• **Work required**: Count the lines in the entries below that include the word "title". Give nothing but the number.

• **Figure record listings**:
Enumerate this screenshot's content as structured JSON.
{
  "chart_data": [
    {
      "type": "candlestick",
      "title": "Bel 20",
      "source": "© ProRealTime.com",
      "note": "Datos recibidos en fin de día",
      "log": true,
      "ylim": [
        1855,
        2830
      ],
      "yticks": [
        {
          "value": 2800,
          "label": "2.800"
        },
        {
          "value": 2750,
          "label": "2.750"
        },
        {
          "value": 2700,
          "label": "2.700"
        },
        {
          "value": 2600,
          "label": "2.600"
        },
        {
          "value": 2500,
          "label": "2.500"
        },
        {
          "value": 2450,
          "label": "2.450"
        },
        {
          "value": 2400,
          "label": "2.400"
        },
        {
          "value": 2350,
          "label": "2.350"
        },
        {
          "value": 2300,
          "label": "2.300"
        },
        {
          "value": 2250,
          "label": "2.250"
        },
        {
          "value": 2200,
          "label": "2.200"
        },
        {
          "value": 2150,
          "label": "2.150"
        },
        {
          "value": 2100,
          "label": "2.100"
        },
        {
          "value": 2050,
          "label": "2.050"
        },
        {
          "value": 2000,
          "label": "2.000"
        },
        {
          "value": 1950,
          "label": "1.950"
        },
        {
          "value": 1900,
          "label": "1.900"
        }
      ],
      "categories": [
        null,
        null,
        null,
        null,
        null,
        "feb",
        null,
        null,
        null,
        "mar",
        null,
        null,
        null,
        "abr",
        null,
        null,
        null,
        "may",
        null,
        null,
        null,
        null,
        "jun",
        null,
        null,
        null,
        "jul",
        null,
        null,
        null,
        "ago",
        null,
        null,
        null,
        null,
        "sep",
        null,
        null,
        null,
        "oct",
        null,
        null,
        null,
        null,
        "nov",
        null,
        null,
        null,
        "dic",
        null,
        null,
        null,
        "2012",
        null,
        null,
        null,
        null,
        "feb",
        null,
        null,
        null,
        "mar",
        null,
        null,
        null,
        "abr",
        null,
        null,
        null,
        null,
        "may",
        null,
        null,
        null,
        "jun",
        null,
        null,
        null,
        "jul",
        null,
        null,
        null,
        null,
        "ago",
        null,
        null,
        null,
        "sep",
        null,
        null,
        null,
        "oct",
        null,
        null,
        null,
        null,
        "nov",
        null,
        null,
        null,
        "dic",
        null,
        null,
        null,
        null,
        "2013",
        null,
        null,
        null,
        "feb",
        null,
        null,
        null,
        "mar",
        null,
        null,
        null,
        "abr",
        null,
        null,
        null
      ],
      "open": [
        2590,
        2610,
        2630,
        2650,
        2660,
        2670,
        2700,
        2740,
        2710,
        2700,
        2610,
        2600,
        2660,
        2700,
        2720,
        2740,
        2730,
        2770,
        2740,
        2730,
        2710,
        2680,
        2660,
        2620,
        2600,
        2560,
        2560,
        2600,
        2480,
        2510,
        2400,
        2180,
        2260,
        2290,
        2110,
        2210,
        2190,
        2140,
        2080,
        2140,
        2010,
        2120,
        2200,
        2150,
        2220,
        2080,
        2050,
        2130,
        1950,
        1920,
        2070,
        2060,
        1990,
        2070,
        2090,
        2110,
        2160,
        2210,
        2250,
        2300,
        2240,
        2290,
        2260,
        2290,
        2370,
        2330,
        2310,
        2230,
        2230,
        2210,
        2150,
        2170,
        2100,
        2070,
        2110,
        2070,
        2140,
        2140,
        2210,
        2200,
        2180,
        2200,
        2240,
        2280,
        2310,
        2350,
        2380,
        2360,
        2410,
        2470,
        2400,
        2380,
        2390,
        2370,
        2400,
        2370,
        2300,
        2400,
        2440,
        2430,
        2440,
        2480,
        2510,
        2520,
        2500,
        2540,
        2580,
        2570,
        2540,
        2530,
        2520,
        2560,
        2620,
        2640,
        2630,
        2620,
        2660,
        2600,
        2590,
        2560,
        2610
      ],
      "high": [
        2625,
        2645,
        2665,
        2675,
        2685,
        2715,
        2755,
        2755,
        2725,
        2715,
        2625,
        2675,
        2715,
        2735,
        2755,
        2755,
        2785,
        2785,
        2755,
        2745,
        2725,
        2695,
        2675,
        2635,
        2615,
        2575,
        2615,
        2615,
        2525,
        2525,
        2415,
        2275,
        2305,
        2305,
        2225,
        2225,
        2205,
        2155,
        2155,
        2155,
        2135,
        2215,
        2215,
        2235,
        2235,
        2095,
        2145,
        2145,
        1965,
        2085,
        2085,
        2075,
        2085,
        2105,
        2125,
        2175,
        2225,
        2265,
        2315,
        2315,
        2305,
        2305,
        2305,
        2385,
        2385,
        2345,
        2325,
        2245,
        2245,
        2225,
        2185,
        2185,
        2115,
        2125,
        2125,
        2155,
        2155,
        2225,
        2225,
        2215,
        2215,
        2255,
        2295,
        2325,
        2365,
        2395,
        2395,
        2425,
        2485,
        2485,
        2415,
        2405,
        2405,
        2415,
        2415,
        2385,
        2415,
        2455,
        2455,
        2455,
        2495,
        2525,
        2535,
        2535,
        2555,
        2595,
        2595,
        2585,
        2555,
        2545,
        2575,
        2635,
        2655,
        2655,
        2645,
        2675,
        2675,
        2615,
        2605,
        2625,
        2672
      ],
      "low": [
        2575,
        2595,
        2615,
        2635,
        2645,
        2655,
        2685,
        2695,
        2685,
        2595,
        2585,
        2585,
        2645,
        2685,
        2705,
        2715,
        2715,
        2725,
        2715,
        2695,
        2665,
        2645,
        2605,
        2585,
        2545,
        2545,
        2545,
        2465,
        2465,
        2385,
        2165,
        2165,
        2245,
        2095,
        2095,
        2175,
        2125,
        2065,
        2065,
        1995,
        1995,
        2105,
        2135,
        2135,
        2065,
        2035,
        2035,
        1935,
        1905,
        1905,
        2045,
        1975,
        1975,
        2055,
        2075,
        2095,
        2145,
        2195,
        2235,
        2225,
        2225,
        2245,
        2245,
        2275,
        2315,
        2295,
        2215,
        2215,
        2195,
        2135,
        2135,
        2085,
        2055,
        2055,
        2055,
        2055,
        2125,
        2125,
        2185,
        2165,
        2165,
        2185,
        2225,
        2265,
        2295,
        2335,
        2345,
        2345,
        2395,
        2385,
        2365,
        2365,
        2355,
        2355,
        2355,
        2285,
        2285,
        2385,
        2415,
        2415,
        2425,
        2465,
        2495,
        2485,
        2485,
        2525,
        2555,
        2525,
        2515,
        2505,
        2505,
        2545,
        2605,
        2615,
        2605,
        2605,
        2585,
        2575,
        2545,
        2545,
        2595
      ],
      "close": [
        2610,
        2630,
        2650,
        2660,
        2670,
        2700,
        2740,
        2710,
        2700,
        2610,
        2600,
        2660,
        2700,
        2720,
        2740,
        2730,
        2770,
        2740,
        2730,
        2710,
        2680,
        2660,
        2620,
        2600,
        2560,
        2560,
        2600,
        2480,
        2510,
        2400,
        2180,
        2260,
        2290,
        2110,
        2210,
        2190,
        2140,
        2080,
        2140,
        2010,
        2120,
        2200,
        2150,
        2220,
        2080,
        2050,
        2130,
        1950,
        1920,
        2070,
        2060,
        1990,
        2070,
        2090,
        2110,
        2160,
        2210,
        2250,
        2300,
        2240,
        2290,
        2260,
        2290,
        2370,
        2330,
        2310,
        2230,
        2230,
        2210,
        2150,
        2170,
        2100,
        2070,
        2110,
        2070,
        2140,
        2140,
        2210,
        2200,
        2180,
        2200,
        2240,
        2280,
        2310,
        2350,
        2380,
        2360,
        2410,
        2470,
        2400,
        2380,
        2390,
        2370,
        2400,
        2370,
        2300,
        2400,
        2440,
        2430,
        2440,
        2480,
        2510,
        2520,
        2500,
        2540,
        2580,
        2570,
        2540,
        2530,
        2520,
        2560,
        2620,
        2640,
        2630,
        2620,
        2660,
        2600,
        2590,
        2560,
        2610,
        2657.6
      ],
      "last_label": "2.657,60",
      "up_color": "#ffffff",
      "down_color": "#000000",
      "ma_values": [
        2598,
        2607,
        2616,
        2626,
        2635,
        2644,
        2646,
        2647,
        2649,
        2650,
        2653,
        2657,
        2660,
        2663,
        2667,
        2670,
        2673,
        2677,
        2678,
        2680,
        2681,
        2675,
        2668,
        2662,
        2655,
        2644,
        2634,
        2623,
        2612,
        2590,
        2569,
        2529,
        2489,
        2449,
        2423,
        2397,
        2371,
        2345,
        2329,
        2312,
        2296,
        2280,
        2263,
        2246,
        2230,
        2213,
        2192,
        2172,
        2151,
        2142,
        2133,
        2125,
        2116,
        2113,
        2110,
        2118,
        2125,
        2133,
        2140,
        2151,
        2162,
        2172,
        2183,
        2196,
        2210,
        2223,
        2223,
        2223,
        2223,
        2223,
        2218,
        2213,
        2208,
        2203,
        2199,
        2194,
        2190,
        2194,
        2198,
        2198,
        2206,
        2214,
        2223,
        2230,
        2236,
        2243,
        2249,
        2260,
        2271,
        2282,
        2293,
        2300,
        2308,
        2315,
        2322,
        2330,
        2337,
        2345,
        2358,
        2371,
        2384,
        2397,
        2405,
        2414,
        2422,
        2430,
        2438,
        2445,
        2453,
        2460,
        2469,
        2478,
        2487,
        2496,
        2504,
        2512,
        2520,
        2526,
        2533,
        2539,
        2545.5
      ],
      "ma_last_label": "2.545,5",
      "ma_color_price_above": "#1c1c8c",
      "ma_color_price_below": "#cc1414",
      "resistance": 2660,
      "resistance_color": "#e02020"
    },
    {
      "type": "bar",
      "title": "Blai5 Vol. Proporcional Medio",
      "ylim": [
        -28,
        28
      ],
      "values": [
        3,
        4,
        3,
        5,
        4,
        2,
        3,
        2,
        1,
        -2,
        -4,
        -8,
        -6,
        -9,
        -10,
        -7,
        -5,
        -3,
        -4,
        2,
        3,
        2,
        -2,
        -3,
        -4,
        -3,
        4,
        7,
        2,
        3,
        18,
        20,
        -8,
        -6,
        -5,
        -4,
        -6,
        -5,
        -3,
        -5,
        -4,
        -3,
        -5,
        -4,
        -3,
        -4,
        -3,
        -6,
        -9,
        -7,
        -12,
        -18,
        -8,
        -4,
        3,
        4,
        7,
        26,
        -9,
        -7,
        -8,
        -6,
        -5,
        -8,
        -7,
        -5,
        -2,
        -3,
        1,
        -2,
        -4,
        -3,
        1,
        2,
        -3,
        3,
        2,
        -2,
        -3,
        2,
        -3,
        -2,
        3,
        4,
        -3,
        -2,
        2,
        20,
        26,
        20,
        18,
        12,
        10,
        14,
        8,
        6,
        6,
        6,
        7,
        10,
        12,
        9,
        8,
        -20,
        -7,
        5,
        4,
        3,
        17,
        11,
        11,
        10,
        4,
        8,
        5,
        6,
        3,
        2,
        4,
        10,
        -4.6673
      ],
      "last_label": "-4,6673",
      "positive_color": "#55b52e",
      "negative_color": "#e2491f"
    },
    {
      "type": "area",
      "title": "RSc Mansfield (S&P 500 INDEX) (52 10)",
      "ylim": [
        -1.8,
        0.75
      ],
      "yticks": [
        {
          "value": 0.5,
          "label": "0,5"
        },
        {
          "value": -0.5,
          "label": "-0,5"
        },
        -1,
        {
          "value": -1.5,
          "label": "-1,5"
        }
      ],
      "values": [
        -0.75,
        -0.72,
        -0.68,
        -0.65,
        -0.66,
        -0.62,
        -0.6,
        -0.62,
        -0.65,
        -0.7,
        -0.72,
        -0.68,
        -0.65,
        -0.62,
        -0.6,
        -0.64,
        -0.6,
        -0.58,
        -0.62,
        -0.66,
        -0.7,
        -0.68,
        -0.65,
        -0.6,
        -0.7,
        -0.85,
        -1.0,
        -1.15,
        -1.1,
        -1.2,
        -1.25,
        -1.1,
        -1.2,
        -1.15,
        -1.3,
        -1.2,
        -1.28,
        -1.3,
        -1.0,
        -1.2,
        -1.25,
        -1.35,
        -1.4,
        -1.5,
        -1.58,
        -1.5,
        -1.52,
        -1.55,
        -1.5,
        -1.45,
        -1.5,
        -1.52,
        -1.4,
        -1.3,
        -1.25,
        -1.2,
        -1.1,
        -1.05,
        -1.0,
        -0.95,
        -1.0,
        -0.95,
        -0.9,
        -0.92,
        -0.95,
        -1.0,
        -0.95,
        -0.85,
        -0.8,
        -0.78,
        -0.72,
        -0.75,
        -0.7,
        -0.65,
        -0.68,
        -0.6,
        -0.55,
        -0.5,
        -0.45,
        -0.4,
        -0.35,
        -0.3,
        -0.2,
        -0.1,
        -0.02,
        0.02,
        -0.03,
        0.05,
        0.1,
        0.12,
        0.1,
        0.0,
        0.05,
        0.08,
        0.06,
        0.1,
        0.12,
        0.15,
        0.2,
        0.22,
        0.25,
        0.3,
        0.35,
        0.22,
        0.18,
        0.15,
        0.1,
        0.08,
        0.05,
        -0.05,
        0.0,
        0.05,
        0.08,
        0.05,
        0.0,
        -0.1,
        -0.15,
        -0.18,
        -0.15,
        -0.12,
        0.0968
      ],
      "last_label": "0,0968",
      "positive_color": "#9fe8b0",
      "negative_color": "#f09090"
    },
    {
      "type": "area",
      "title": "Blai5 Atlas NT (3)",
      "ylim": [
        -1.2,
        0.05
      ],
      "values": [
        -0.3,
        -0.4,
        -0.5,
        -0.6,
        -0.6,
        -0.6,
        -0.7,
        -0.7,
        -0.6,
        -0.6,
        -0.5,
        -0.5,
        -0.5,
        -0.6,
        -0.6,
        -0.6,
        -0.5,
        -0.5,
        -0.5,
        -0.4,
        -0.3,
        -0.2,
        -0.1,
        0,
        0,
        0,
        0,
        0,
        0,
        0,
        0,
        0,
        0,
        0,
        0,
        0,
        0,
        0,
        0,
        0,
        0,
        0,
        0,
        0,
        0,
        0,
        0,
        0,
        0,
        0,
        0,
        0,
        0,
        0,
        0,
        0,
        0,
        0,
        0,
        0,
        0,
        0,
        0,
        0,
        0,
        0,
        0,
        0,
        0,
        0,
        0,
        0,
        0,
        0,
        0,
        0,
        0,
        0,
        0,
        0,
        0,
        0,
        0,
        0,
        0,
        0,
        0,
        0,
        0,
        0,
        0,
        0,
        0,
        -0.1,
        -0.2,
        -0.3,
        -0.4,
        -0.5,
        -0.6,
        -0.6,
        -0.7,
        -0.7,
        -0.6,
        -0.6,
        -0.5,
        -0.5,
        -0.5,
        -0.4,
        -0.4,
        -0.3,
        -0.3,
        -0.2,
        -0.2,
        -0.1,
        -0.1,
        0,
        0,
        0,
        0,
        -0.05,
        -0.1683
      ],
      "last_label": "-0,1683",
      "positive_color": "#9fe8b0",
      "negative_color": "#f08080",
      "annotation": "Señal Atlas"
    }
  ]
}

• **The reply**: 4